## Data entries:

——————————

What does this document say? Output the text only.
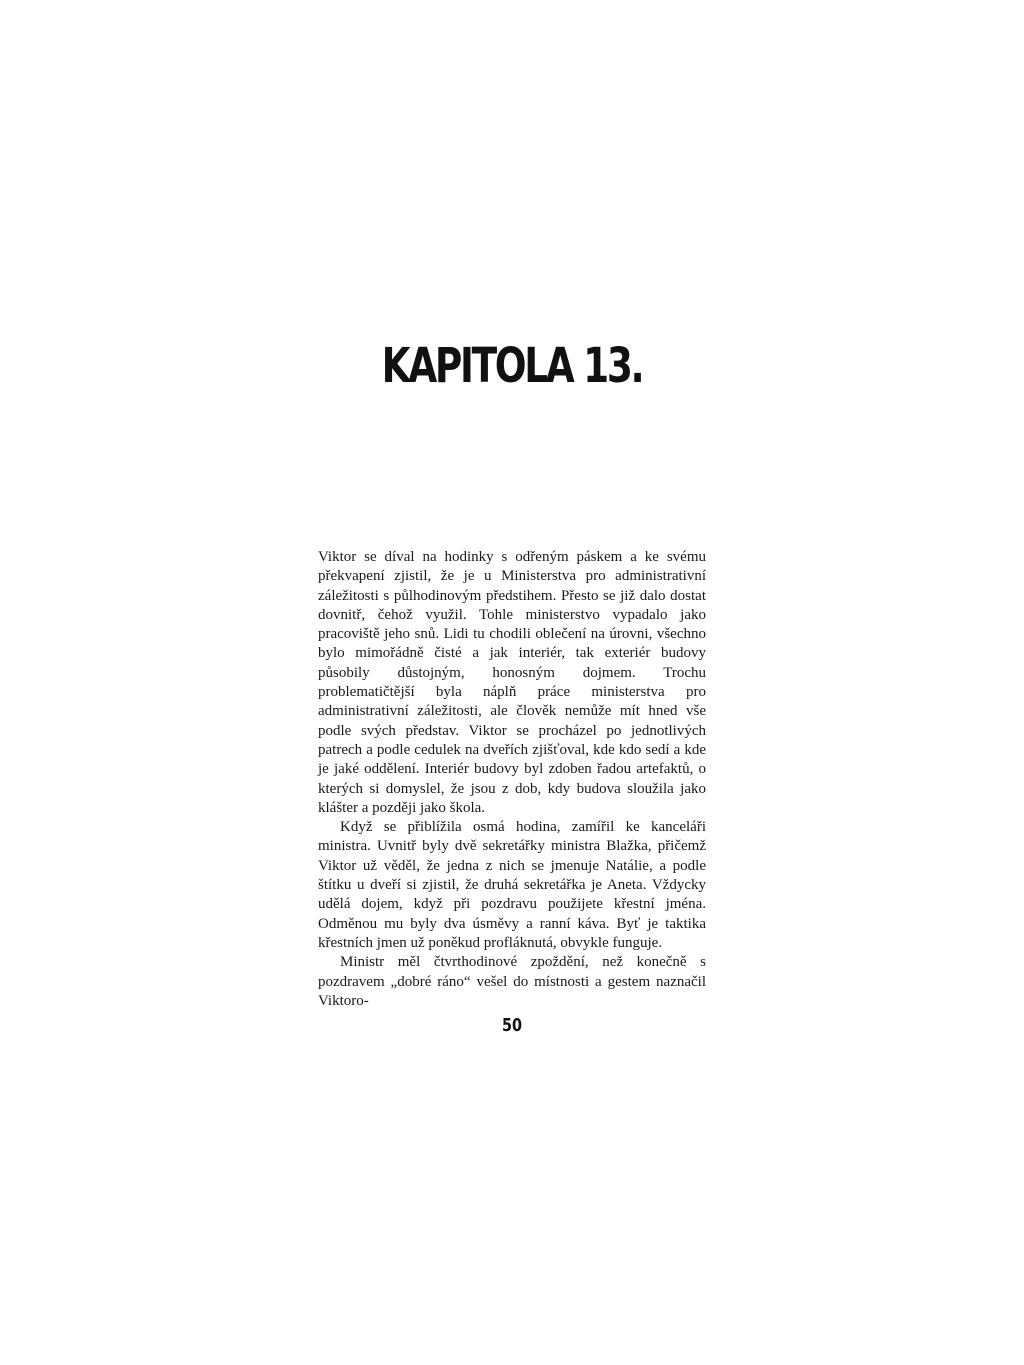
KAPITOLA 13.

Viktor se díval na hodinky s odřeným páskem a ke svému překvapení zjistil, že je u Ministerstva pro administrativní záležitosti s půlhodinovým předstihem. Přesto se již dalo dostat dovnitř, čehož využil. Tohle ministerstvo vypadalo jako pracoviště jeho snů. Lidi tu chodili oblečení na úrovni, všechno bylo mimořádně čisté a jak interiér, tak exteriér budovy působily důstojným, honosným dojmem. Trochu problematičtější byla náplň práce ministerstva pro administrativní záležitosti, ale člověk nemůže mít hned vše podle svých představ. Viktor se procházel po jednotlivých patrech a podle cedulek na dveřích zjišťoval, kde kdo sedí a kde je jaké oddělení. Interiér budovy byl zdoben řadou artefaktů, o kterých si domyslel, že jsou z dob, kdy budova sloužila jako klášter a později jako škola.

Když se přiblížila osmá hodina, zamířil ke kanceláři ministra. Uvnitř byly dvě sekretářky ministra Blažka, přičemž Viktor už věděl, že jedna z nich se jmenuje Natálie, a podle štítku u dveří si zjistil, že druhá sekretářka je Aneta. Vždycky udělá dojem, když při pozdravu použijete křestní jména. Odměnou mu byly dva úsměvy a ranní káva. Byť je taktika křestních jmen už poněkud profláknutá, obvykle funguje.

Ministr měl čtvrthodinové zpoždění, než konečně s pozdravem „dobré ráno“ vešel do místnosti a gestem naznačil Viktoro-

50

——————————

Keep every word of the data as it is when you write it out, but drop the pictures.

What does this document say? Output the text only.
KAPITOLA 13.

Viktor se díval na hodinky s odřeným páskem a ke svému překvapení zjistil, že je u Ministerstva pro administrativní záležitosti s půlhodinovým předstihem. Přesto se již dalo dostat dovnitř, čehož využil. Tohle ministerstvo vypadalo jako pracoviště jeho snů. Lidi tu chodili oblečení na úrovni, všechno bylo mimořádně čisté a jak interiér, tak exteriér budovy působily důstojným, honosným dojmem. Trochu problematičtější byla náplň práce ministerstva pro administrativní záležitosti, ale člověk nemůže mít hned vše podle svých představ. Viktor se procházel po jednotlivých patrech a podle cedulek na dveřích zjišťoval, kde kdo sedí a kde je jaké oddělení. Interiér budovy byl zdoben řadou artefaktů, o kterých si domyslel, že jsou z dob, kdy budova sloužila jako klášter a později jako škola.

Když se přiblížila osmá hodina, zamířil ke kanceláři ministra. Uvnitř byly dvě sekretářky ministra Blažka, přičemž Viktor už věděl, že jedna z nich se jmenuje Natálie, a podle štítku u dveří si zjistil, že druhá sekretářka je Aneta. Vždycky udělá dojem, když při pozdravu použijete křestní jména. Odměnou mu byly dva úsměvy a ranní káva. Byť je taktika křestních jmen už poněkud profláknutá, obvykle funguje.

Ministr měl čtvrthodinové zpoždění, než konečně s pozdravem „dobré ráno“ vešel do místnosti a gestem naznačil Viktoro-

50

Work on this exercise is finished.